* Data items

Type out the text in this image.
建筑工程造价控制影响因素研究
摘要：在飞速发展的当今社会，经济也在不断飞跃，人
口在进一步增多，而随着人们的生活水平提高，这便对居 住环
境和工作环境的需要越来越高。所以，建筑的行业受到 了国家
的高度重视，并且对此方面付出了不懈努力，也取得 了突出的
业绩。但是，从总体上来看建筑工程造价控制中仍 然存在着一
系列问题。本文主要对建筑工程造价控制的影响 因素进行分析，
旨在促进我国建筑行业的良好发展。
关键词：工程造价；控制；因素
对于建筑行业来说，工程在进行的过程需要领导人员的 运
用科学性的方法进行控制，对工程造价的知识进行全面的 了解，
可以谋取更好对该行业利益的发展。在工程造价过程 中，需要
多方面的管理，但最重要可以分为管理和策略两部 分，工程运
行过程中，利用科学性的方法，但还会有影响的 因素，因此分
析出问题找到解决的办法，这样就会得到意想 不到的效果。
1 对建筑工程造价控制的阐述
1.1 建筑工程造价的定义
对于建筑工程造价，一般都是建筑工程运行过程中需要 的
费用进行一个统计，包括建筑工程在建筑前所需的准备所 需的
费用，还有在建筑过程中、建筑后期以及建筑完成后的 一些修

==

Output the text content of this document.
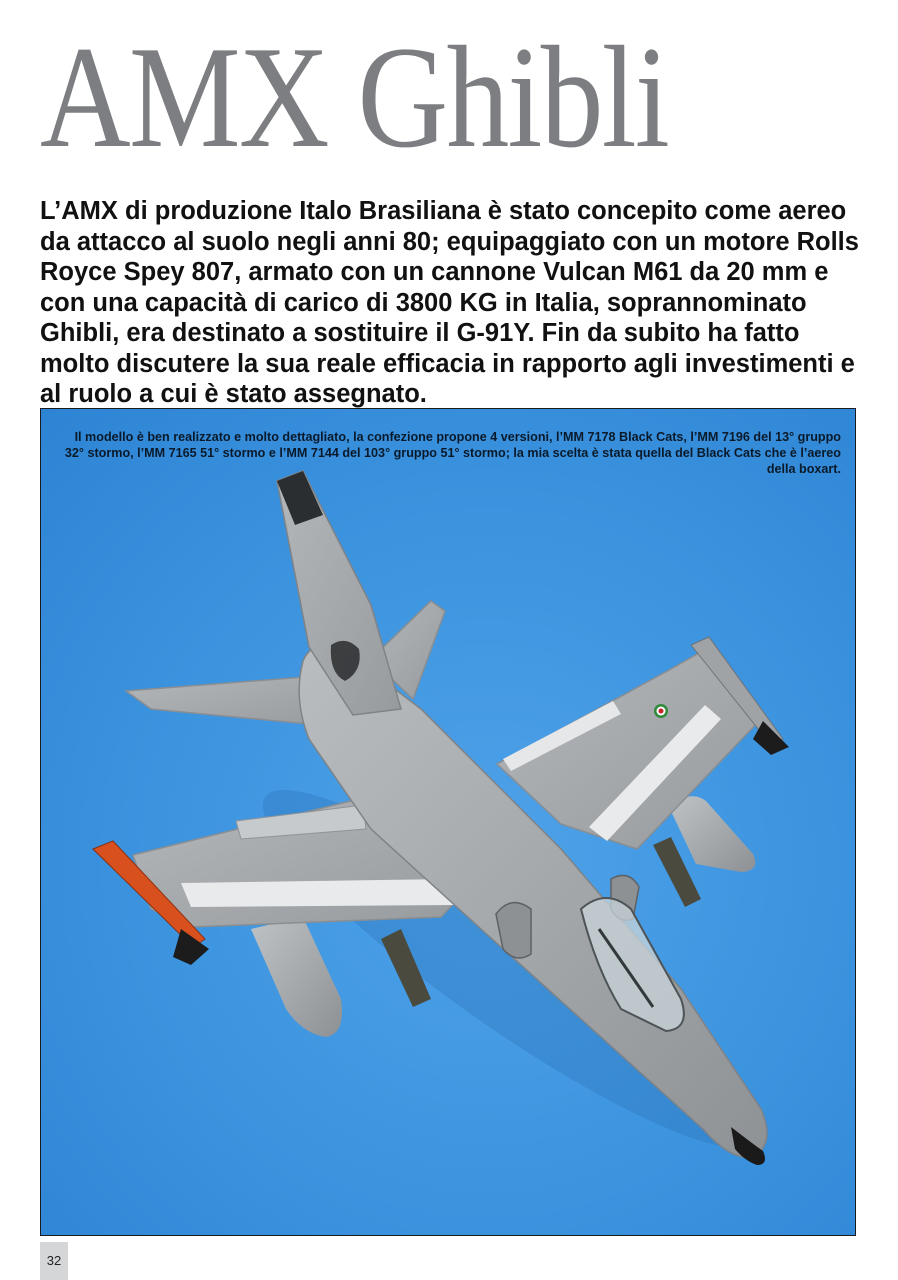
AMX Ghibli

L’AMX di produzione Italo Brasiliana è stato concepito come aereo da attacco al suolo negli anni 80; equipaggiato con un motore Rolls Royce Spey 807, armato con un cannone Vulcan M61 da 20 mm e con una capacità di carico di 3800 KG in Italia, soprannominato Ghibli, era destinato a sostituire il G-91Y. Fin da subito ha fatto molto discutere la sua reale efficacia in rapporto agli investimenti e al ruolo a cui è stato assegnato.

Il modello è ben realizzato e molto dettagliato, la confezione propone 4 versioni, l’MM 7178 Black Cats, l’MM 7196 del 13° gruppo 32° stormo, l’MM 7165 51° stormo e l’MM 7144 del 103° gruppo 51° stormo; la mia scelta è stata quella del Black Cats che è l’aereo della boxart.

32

...

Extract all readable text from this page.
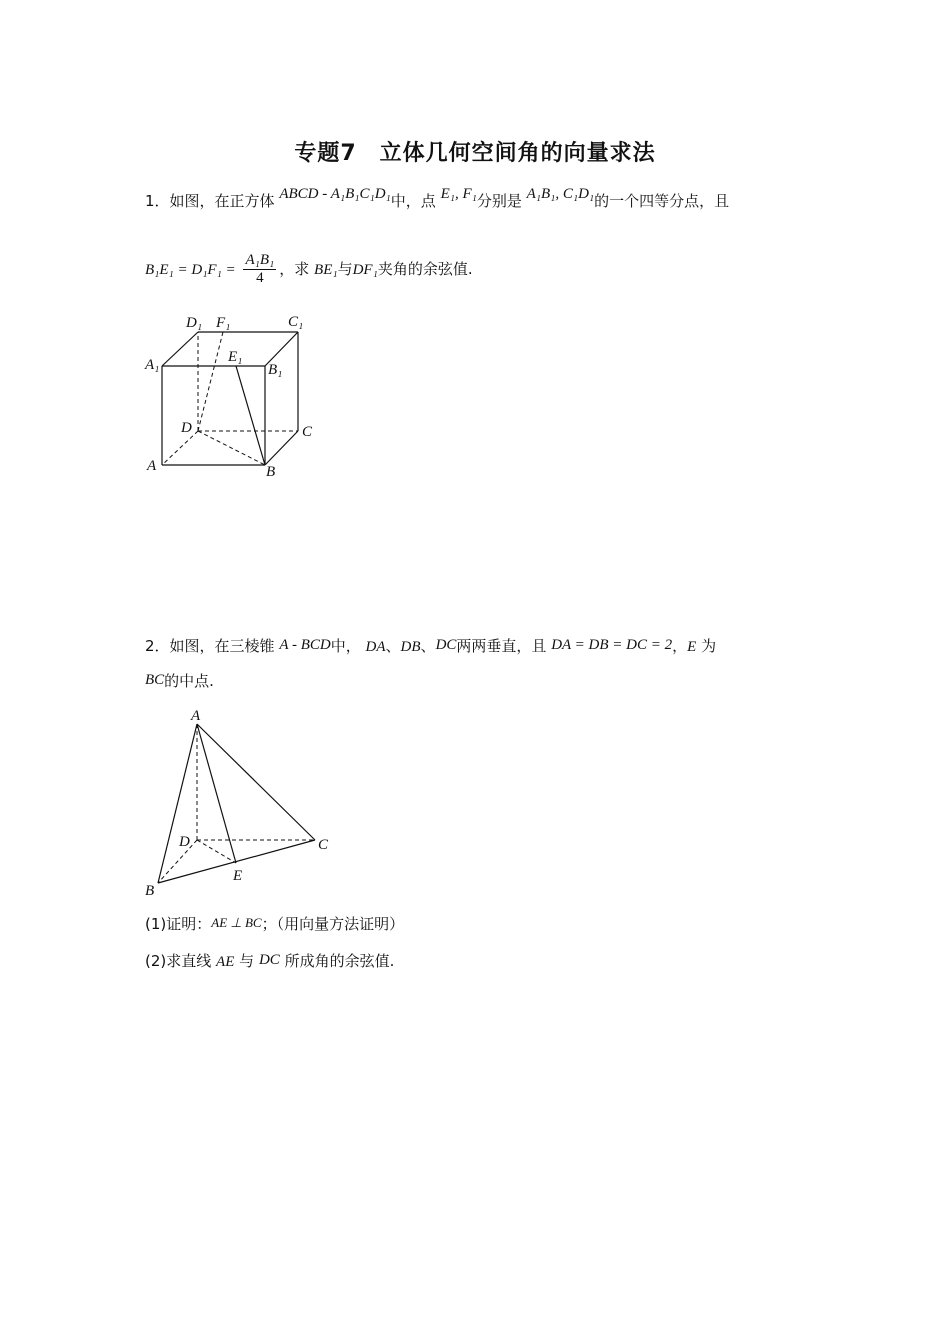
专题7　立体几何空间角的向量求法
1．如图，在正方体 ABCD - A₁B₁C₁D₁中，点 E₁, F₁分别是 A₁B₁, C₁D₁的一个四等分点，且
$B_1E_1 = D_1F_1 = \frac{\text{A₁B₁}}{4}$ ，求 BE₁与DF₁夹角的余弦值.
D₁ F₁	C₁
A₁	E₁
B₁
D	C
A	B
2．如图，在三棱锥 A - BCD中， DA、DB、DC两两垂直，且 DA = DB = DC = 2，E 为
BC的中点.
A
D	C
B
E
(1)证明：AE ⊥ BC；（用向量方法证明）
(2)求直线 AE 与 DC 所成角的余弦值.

* The problem
Pick out the lines containing the string "text".

* Solution for this task
Type out the text in this image.
Output the text content of this document.
Extract all readable text from this page.
$B_1E_1 = D_1F_1 = \frac{\text{A₁B₁}}{4}$ ，求 BE₁与DF₁夹角的余弦值.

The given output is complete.